Exercise materials:
* BEGIN *

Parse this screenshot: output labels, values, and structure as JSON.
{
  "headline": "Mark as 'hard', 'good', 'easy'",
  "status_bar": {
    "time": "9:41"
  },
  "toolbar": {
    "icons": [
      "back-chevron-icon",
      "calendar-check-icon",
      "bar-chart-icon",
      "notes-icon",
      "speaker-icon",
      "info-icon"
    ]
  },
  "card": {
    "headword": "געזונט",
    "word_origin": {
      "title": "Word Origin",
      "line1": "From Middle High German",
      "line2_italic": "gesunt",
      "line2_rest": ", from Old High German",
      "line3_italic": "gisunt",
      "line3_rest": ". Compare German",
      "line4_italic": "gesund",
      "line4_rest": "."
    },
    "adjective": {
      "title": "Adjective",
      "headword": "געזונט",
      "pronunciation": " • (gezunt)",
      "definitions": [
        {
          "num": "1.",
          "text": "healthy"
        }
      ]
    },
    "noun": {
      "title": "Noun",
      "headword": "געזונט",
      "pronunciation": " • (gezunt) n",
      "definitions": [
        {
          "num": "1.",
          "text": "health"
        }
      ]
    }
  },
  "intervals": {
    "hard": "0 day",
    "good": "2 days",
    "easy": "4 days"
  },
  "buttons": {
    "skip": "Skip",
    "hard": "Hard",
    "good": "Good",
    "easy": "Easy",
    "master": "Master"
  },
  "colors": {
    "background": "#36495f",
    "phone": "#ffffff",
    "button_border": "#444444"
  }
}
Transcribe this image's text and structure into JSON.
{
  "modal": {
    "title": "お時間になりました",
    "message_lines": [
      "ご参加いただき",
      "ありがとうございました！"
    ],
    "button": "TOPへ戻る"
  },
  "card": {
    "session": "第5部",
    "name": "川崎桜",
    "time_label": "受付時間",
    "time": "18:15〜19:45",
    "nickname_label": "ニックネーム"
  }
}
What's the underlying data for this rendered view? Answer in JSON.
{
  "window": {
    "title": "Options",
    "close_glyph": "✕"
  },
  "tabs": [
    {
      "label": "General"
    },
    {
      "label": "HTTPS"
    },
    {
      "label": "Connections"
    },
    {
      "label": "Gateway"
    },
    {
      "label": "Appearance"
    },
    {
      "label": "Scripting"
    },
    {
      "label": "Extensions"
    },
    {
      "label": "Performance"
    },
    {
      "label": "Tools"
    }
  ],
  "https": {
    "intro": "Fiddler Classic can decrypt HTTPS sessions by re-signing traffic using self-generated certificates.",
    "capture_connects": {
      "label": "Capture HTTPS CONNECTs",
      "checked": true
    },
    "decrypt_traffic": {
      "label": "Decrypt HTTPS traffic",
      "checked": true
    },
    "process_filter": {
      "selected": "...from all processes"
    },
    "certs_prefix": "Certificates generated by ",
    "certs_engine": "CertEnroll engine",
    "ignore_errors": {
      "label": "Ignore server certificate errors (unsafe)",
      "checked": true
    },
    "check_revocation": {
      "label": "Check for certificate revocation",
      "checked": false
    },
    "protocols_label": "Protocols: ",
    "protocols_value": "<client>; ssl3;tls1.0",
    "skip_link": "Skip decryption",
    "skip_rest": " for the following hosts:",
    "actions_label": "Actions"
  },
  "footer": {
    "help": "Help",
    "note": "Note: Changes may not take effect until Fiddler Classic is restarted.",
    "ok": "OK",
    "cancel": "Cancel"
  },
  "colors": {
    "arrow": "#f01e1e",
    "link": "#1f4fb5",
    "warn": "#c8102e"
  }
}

* END *

Aim:
Transcribe the entire listing above precisely.

Complete answer:
Parse this screenshot: output labels, values, and structure as JSON.
{
  "headline": "Mark as 'hard', 'good', 'easy'",
  "status_bar": {
    "time": "9:41"
  },
  "toolbar": {
    "icons": [
      "back-chevron-icon",
      "calendar-check-icon",
      "bar-chart-icon",
      "notes-icon",
      "speaker-icon",
      "info-icon"
    ]
  },
  "card": {
    "headword": "געזונט",
    "word_origin": {
      "title": "Word Origin",
      "line1": "From Middle High German",
      "line2_italic": "gesunt",
      "line2_rest": ", from Old High German",
      "line3_italic": "gisunt",
      "line3_rest": ". Compare German",
      "line4_italic": "gesund",
      "line4_rest": "."
    },
    "adjective": {
      "title": "Adjective",
      "headword": "געזונט",
      "pronunciation": " • (gezunt)",
      "definitions": [
        {
          "num": "1.",
          "text": "healthy"
        }
      ]
    },
    "noun": {
      "title": "Noun",
      "headword": "געזונט",
      "pronunciation": " • (gezunt) n",
      "definitions": [
        {
          "num": "1.",
          "text": "health"
        }
      ]
    }
  },
  "intervals": {
    "hard": "0 day",
    "good": "2 days",
    "easy": "4 days"
  },
  "buttons": {
    "skip": "Skip",
    "hard": "Hard",
    "good": "Good",
    "easy": "Easy",
    "master": "Master"
  },
  "colors": {
    "background": "#36495f",
    "phone": "#ffffff",
    "button_border": "#444444"
  }
}
Transcribe this image's text and structure into JSON.
{
  "modal": {
    "title": "お時間になりました",
    "message_lines": [
      "ご参加いただき",
      "ありがとうございました！"
    ],
    "button": "TOPへ戻る"
  },
  "card": {
    "session": "第5部",
    "name": "川崎桜",
    "time_label": "受付時間",
    "time": "18:15〜19:45",
    "nickname_label": "ニックネーム"
  }
}
What's the underlying data for this rendered view? Answer in JSON.
{
  "window": {
    "title": "Options",
    "close_glyph": "✕"
  },
  "tabs": [
    {
      "label": "General"
    },
    {
      "label": "HTTPS"
    },
    {
      "label": "Connections"
    },
    {
      "label": "Gateway"
    },
    {
      "label": "Appearance"
    },
    {
      "label": "Scripting"
    },
    {
      "label": "Extensions"
    },
    {
      "label": "Performance"
    },
    {
      "label": "Tools"
    }
  ],
  "https": {
    "intro": "Fiddler Classic can decrypt HTTPS sessions by re-signing traffic using self-generated certificates.",
    "capture_connects": {
      "label": "Capture HTTPS CONNECTs",
      "checked": true
    },
    "decrypt_traffic": {
      "label": "Decrypt HTTPS traffic",
      "checked": true
    },
    "process_filter": {
      "selected": "...from all processes"
    },
    "certs_prefix": "Certificates generated by ",
    "certs_engine": "CertEnroll engine",
    "ignore_errors": {
      "label": "Ignore server certificate errors (unsafe)",
      "checked": true
    },
    "check_revocation": {
      "label": "Check for certificate revocation",
      "checked": false
    },
    "protocols_label": "Protocols: ",
    "protocols_value": "<client>; ssl3;tls1.0",
    "skip_link": "Skip decryption",
    "skip_rest": " for the following hosts:",
    "actions_label": "Actions"
  },
  "footer": {
    "help": "Help",
    "note": "Note: Changes may not take effect until Fiddler Classic is restarted.",
    "ok": "OK",
    "cancel": "Cancel"
  },
  "colors": {
    "arrow": "#f01e1e",
    "link": "#1f4fb5",
    "warn": "#c8102e"
  }
}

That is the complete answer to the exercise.